▶ **What this task involves**
Will you restate verbatim the lines running from the line with "What text is on this page?" to the end of the data, leaving out everything else?

▶ **Saved entries**
^^^^^^^^^^^^^^^^

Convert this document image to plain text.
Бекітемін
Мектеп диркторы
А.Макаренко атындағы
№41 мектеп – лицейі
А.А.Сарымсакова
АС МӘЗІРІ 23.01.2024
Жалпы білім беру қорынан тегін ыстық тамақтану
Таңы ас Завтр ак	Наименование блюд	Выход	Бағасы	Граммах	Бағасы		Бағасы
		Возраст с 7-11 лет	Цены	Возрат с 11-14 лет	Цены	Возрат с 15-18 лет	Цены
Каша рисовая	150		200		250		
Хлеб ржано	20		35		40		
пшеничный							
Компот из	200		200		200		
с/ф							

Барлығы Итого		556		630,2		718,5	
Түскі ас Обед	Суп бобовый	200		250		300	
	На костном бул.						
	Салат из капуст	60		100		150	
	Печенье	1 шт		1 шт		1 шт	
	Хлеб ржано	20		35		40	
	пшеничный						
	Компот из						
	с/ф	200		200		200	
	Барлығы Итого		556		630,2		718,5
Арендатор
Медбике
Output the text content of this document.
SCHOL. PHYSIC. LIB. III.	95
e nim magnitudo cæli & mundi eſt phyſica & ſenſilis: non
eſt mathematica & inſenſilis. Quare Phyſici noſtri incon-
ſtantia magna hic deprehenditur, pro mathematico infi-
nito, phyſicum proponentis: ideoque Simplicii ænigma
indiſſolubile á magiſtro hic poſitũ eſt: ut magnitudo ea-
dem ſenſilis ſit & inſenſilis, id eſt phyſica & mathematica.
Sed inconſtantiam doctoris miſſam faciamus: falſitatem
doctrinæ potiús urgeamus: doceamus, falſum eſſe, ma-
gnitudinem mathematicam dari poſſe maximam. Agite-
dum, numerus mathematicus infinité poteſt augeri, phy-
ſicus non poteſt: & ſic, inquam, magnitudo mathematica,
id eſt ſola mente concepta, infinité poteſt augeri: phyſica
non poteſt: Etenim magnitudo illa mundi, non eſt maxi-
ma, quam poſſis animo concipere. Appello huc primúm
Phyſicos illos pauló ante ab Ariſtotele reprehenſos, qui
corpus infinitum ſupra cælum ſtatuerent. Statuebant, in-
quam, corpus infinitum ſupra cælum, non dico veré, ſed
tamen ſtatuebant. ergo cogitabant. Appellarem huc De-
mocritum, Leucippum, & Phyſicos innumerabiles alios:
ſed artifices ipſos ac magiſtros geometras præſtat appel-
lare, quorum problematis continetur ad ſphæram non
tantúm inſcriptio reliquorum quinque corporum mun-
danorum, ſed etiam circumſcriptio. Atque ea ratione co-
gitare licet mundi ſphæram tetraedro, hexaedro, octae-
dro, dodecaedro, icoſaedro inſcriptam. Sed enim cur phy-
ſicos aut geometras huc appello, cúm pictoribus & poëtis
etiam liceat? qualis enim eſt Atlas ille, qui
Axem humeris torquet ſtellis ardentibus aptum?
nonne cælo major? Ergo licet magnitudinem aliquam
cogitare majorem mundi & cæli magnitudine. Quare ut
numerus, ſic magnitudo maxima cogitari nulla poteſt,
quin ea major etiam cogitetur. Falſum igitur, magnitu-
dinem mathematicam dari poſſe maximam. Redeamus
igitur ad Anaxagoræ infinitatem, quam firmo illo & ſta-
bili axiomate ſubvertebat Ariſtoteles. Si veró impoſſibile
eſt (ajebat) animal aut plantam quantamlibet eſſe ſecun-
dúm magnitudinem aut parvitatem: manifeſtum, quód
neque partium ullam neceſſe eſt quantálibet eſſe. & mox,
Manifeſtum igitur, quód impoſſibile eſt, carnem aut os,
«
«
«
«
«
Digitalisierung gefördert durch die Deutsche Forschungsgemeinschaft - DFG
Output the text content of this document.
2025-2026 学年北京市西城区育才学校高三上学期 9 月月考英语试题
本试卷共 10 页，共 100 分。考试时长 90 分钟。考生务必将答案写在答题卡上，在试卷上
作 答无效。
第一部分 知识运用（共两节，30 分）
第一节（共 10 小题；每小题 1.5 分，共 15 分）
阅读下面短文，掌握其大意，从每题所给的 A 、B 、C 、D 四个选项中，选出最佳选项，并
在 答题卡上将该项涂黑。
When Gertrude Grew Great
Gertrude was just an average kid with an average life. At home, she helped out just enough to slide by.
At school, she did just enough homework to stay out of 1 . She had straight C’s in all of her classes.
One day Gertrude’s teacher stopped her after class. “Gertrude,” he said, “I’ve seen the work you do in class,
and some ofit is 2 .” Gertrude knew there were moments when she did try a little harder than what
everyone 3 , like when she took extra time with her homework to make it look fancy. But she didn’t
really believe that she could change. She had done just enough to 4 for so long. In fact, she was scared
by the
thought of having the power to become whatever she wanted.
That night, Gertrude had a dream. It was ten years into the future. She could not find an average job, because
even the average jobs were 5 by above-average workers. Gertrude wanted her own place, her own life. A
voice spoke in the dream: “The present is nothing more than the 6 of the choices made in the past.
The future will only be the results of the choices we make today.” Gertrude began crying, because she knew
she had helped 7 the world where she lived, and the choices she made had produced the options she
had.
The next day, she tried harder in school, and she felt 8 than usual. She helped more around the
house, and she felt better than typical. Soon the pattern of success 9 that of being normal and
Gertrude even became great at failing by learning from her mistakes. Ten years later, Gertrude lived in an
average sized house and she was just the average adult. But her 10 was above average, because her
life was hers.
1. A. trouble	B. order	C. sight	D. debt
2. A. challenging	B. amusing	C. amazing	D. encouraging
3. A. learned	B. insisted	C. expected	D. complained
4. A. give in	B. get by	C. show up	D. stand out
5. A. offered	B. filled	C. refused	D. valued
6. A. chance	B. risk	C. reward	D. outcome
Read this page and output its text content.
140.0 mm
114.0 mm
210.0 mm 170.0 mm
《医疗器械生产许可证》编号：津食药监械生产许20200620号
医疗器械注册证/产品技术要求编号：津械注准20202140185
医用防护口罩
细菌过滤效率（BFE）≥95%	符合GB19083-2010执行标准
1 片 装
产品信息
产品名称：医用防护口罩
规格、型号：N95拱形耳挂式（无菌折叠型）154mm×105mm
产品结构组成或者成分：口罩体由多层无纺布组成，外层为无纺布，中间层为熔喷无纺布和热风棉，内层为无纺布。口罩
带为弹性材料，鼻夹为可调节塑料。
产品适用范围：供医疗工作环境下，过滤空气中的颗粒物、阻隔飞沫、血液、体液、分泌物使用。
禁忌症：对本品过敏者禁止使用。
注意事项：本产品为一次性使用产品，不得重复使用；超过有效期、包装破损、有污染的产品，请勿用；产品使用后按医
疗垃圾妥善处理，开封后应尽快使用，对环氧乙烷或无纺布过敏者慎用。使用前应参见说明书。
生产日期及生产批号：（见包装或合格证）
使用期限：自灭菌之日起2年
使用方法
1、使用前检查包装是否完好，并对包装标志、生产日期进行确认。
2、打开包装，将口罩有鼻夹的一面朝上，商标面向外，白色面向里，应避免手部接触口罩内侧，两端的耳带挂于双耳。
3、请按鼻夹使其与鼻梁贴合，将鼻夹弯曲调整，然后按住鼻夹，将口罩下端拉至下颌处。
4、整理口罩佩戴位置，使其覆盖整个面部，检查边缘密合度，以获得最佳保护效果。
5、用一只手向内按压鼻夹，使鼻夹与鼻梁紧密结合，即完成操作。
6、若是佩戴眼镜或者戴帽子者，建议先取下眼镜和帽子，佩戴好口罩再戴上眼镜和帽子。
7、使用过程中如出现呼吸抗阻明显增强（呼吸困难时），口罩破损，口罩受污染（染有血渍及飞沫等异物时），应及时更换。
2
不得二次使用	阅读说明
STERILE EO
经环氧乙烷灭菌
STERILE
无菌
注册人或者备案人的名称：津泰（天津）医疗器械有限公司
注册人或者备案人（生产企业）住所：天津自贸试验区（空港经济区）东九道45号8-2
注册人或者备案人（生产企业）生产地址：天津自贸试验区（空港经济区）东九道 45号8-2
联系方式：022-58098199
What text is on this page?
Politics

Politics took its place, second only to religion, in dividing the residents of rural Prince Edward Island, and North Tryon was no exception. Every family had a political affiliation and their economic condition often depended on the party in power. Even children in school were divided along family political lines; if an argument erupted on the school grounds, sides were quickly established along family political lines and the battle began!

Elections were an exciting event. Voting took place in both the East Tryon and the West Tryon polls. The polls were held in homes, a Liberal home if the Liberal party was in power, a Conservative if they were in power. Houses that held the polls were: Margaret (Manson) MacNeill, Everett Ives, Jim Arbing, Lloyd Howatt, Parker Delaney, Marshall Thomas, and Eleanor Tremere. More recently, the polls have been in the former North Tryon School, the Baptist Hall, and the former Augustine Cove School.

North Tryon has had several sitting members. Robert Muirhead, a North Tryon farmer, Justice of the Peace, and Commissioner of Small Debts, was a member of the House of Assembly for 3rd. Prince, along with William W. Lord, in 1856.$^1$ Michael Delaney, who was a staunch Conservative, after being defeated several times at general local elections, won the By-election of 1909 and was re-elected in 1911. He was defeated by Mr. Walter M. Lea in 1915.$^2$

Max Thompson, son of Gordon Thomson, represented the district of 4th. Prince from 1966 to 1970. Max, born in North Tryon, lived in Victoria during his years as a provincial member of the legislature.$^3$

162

^^^^^^^^^^^^^^^^

▶ **Written answer**
What text is on this page?
Politics

Politics took its place, second only to religion, in dividing the residents of rural Prince Edward Island, and North Tryon was no exception. Every family had a political affiliation and their economic condition often depended on the party in power. Even children in school were divided along family political lines; if an argument erupted on the school grounds, sides were quickly established along family political lines and the battle began!

Elections were an exciting event. Voting took place in both the East Tryon and the West Tryon polls. The polls were held in homes, a Liberal home if the Liberal party was in power, a Conservative if they were in power. Houses that held the polls were: Margaret (Manson) MacNeill, Everett Ives, Jim Arbing, Lloyd Howatt, Parker Delaney, Marshall Thomas, and Eleanor Tremere. More recently, the polls have been in the former North Tryon School, the Baptist Hall, and the former Augustine Cove School.

North Tryon has had several sitting members. Robert Muirhead, a North Tryon farmer, Justice of the Peace, and Commissioner of Small Debts, was a member of the House of Assembly for 3rd. Prince, along with William W. Lord, in 1856.$^1$ Michael Delaney, who was a staunch Conservative, after being defeated several times at general local elections, won the By-election of 1909 and was re-elected in 1911. He was defeated by Mr. Walter M. Lea in 1915.$^2$

Max Thompson, son of Gordon Thomson, represented the district of 4th. Prince from 1966 to 1970. Max, born in North Tryon, lived in Victoria during his years as a provincial member of the legislature.$^3$

162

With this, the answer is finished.